What is required: Please retype the records below exactly, leaving out any pictures.

(Extracted records)
-------------------------
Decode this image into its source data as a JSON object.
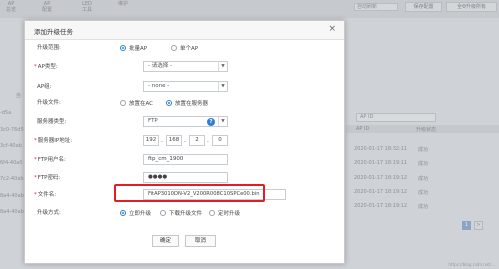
{
  "background": {
    "nav": [
      {
        "top": "AP",
        "label": "总览"
      },
      {
        "top": "AP",
        "label": "配置"
      },
      {
        "top": "LED",
        "label": "工具"
      },
      {
        "top": "",
        "label": "维护"
      }
    ],
    "auto_refresh": "自动刷新",
    "save_config": "保存配置",
    "upgrade_all": "全Φ升级所有",
    "left_label": "自",
    "left_fragments": [
      "-d5a",
      "3c0-76d5",
      "3cf-40ab",
      "6f4-40a0",
      "7c2-40ab",
      "8a4-40ab",
      "8a4-40ab"
    ],
    "ap_id_placeholder": "AP ID",
    "table_headers": [
      "AP ID",
      "升级状态"
    ],
    "rows": [
      {
        "time": "2020-01-17 18:32:11",
        "status": "成功"
      },
      {
        "time": "2020-01-17 18:19:11",
        "status": "成功"
      },
      {
        "time": "2020-01-17 18:19:12",
        "status": "成功"
      },
      {
        "time": "2020-01-17 18:19:12",
        "status": "成功"
      },
      {
        "time": "2020-01-17 18:19:12",
        "status": "成功"
      }
    ],
    "pager": [
      "1",
      ">"
    ],
    "footer": "https://blog.csdn.net/..."
  },
  "modal": {
    "title": "添加升级任务",
    "close_glyph": "×",
    "fields": {
      "scope_label": "升级范围:",
      "scope_options": [
        "批量AP",
        "单个AP"
      ],
      "ap_type_label": "AP类型:",
      "ap_type_value": "- 请选择 -",
      "ap_group_label": "AP组:",
      "ap_group_value": "- none -",
      "upgrade_file_label": "升级文件:",
      "upgrade_file_options": [
        "放置在AC",
        "放置在服务器"
      ],
      "server_type_label": "服务器类型:",
      "server_type_value": "FTP",
      "server_ip_label": "服务器IP地址:",
      "server_ip": [
        "192",
        "168",
        "2",
        "0"
      ],
      "ftp_user_label": "FTP用户名:",
      "ftp_user_value": "ftp_cm_1900",
      "ftp_password_label": "FTP密码:",
      "ftp_password_value": "●●●●",
      "filename_label": "文件名:",
      "filename_value": "FitAP3010DN-V2_V200R008C10SPCe00.bin",
      "method_label": "升级方式:",
      "method_options": [
        "立即升级",
        "下载升级文件",
        "定时升级"
      ]
    },
    "buttons": {
      "confirm": "确定",
      "cancel": "取消"
    },
    "colors": {
      "accent": "#2d7ed8",
      "highlight": "#e11e24",
      "required": "#e0262b"
    }
  }
}
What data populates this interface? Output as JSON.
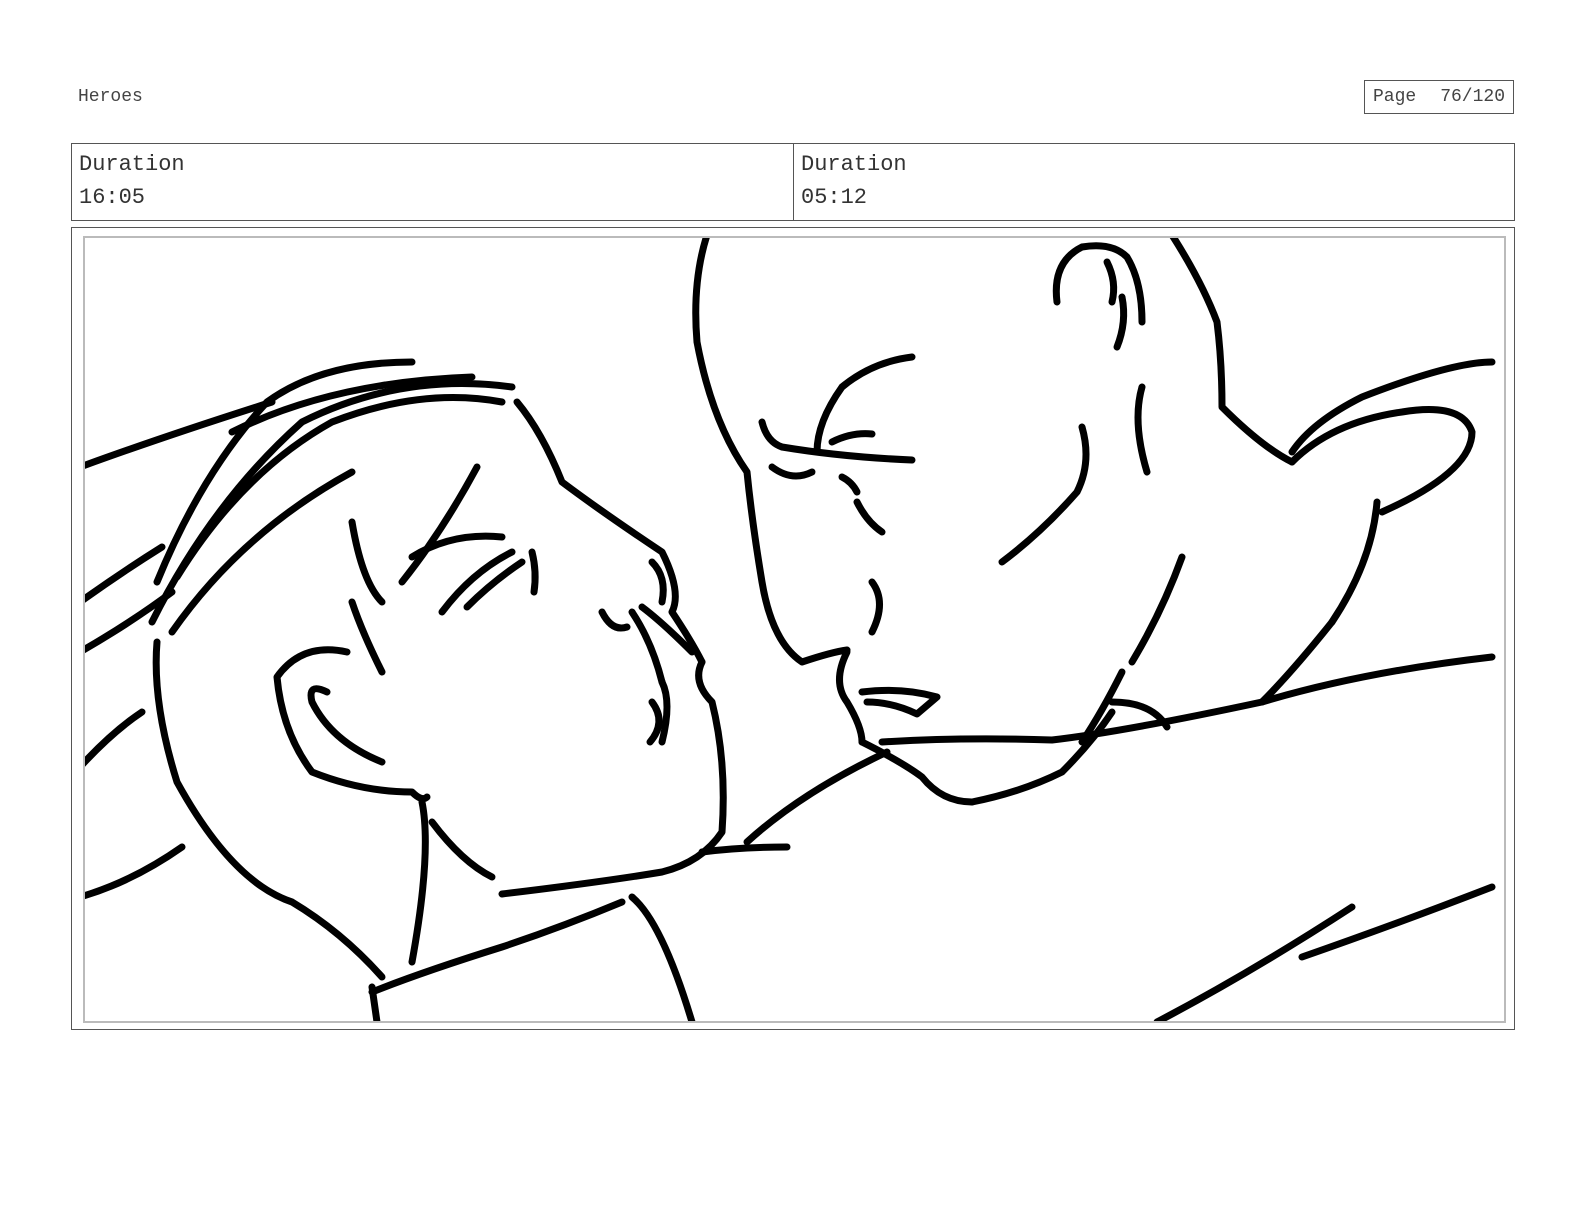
{
  "header": {
    "project_title": "Heroes",
    "page_label": "Page",
    "page_number": "76/120"
  },
  "shots": [
    {
      "duration_label": "Duration",
      "duration_value": "16:05"
    },
    {
      "duration_label": "Duration",
      "duration_value": "05:12"
    }
  ]
}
-------------------------
The output:
Decode this image into its source data as a JSON object.
{
  "background": {
    "nav": [
      {
        "top": "AP",
        "label": "总览"
      },
      {
        "top": "AP",
        "label": "配置"
      },
      {
        "top": "LED",
        "label": "工具"
      },
      {
        "top": "",
        "label": "维护"
      }
    ],
    "auto_refresh": "自动刷新",
    "save_config": "保存配置",
    "upgrade_all": "全Φ升级所有",
    "left_label": "自",
    "left_fragments": [
      "-d5a",
      "3c0-76d5",
      "3cf-40ab",
      "6f4-40a0",
      "7c2-40ab",
      "8a4-40ab",
      "8a4-40ab"
    ],
    "ap_id_placeholder": "AP ID",
    "table_headers": [
      "AP ID",
      "升级状态"
    ],
    "rows": [
      {
        "time": "2020-01-17 18:32:11",
        "status": "成功"
      },
      {
        "time": "2020-01-17 18:19:11",
        "status": "成功"
      },
      {
        "time": "2020-01-17 18:19:12",
        "status": "成功"
      },
      {
        "time": "2020-01-17 18:19:12",
        "status": "成功"
      },
      {
        "time": "2020-01-17 18:19:12",
        "status": "成功"
      }
    ],
    "pager": [
      "1",
      ">"
    ],
    "footer": "https://blog.csdn.net/..."
  },
  "modal": {
    "title": "添加升级任务",
    "close_glyph": "×",
    "fields": {
      "scope_label": "升级范围:",
      "scope_options": [
        "批量AP",
        "单个AP"
      ],
      "ap_type_label": "AP类型:",
      "ap_type_value": "- 请选择 -",
      "ap_group_label": "AP组:",
      "ap_group_value": "- none -",
      "upgrade_file_label": "升级文件:",
      "upgrade_file_options": [
        "放置在AC",
        "放置在服务器"
      ],
      "server_type_label": "服务器类型:",
      "server_type_value": "FTP",
      "server_ip_label": "服务器IP地址:",
      "server_ip": [
        "192",
        "168",
        "2",
        "0"
      ],
      "ftp_user_label": "FTP用户名:",
      "ftp_user_value": "ftp_cm_1900",
      "ftp_password_label": "FTP密码:",
      "ftp_password_value": "●●●●",
      "filename_label": "文件名:",
      "filename_value": "FitAP3010DN-V2_V200R008C10SPCe00.bin",
      "method_label": "升级方式:",
      "method_options": [
        "立即升级",
        "下载升级文件",
        "定时升级"
      ]
    },
    "buttons": {
      "confirm": "确定",
      "cancel": "取消"
    },
    "colors": {
      "accent": "#2d7ed8",
      "highlight": "#e11e24",
      "required": "#e0262b"
    }
  }
}
What data populates this interface? Output as JSON.
{
  "header": {
    "project_title": "Heroes",
    "page_label": "Page",
    "page_number": "76/120"
  },
  "shots": [
    {
      "duration_label": "Duration",
      "duration_value": "16:05"
    },
    {
      "duration_label": "Duration",
      "duration_value": "05:12"
    }
  ]
}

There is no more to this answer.